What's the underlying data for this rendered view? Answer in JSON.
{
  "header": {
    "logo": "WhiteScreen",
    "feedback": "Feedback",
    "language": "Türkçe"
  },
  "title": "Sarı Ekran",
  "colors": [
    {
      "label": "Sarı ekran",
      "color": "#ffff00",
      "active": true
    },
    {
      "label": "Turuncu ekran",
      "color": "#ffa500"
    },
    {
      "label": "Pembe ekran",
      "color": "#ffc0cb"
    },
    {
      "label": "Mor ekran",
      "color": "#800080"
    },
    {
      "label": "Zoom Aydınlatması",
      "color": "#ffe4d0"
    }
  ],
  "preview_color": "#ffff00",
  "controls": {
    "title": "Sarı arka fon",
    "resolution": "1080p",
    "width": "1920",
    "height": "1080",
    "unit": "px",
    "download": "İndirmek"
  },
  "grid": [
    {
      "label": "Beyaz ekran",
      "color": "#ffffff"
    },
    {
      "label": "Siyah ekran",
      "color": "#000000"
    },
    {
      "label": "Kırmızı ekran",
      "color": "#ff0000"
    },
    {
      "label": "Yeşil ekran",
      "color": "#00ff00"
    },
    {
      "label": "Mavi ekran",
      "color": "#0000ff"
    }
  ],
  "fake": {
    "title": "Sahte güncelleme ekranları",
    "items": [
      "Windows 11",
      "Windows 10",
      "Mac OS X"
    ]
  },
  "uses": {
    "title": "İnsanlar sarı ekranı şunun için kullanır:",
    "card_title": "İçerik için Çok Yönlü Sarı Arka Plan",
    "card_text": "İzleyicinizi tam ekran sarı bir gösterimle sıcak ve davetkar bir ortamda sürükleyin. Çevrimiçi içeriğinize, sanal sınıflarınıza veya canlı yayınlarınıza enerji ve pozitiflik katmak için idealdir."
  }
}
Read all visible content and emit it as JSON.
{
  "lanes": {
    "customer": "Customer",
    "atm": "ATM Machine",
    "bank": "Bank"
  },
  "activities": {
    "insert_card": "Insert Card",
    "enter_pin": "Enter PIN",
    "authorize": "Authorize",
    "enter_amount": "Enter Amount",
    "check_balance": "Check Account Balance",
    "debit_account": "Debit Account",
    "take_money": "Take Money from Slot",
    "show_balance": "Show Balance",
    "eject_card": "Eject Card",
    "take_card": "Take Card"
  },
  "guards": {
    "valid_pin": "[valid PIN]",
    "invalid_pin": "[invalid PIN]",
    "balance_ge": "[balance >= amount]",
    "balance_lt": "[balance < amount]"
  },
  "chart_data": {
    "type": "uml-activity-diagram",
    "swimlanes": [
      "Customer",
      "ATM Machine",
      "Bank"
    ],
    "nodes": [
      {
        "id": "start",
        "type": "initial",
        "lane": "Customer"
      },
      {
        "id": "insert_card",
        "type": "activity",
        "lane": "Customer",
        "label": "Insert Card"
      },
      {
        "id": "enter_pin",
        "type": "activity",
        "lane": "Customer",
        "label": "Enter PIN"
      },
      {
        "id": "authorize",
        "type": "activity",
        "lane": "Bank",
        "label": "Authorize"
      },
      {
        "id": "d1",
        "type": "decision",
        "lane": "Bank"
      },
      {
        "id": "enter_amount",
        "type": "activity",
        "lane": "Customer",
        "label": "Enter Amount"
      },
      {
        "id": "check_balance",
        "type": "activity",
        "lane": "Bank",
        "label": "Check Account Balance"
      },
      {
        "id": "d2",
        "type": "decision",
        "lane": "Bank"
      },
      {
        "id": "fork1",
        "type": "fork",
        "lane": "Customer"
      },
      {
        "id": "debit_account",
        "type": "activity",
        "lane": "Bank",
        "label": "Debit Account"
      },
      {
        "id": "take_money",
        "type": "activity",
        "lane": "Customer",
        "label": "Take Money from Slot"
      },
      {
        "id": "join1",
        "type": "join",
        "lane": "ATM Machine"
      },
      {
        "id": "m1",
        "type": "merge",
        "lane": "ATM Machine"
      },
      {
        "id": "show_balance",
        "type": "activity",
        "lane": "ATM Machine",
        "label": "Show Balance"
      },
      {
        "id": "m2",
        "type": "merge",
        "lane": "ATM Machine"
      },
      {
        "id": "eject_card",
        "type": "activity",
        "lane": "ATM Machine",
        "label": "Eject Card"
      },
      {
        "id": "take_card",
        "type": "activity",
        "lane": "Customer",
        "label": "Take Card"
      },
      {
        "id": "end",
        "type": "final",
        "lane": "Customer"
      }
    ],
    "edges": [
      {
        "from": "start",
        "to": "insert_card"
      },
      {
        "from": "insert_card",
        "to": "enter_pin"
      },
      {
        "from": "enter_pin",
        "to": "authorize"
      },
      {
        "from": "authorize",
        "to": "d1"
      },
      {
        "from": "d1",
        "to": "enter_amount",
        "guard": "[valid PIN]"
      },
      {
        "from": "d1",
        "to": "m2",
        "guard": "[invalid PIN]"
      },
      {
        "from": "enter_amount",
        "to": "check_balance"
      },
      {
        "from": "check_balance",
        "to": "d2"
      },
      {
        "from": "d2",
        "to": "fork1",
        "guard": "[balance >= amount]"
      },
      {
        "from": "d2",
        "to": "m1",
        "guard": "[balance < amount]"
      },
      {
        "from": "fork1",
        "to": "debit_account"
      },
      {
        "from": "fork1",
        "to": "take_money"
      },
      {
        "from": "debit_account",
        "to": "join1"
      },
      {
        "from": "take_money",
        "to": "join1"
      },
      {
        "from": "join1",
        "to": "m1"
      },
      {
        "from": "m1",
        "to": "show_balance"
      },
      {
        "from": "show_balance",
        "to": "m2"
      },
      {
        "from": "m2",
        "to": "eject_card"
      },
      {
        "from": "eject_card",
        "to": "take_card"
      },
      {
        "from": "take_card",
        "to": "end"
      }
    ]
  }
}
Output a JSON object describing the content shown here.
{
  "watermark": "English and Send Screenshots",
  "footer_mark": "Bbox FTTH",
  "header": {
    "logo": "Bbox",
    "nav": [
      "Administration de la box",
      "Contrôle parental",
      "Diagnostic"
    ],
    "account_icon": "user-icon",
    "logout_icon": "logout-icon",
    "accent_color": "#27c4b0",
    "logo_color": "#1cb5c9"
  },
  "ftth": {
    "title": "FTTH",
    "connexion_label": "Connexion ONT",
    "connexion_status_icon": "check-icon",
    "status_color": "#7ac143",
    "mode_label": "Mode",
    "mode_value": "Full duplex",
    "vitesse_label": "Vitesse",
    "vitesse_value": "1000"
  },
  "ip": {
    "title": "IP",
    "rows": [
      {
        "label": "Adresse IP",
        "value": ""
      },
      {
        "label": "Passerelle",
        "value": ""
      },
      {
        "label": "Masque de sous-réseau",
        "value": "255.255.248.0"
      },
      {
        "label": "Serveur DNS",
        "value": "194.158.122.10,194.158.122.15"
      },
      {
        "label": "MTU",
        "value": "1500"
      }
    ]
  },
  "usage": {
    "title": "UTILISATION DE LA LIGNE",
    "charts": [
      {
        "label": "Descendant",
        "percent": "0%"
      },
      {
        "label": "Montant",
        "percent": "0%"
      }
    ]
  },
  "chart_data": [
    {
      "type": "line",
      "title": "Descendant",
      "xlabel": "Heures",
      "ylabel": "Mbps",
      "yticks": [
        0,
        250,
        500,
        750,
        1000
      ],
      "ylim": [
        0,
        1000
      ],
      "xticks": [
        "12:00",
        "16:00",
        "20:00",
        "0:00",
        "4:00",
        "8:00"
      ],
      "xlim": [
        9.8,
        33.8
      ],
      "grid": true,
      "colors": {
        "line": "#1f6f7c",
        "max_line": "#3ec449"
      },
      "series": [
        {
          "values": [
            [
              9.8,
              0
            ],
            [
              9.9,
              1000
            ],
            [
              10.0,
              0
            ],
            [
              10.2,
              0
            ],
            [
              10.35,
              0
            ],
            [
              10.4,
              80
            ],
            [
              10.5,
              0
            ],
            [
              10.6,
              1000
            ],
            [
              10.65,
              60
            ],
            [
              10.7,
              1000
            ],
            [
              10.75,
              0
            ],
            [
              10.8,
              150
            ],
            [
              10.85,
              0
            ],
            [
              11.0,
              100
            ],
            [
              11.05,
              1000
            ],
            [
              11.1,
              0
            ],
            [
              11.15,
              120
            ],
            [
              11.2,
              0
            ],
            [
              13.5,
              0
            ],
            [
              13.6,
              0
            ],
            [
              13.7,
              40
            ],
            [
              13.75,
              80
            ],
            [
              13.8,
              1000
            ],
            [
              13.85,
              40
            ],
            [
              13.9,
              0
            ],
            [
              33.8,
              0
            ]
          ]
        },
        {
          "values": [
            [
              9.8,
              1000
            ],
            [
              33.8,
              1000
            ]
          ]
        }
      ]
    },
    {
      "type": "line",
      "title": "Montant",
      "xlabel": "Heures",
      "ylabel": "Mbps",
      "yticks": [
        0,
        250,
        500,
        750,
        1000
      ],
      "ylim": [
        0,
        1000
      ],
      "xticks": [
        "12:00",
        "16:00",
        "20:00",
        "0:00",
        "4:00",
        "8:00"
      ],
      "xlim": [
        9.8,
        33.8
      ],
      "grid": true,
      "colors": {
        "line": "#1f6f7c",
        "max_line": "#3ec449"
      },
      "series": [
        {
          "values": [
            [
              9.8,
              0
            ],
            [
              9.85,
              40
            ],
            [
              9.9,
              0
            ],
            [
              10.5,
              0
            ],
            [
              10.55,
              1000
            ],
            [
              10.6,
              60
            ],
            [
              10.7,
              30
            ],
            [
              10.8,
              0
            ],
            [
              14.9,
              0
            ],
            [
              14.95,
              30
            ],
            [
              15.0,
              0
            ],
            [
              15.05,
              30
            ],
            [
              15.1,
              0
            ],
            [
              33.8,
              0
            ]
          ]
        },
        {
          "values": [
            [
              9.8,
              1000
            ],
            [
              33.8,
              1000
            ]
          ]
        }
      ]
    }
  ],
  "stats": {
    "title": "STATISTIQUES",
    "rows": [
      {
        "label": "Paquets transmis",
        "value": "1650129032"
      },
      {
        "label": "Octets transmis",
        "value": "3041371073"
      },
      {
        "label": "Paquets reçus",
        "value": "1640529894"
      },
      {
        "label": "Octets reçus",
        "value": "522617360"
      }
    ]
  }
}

--------------------

Go through the records. Copy each line where "Slot" appears.

◆ EXERCISE SOLUTION ◆
    "take_money": "Take Money from Slot",
        "label": "Take Money from Slot"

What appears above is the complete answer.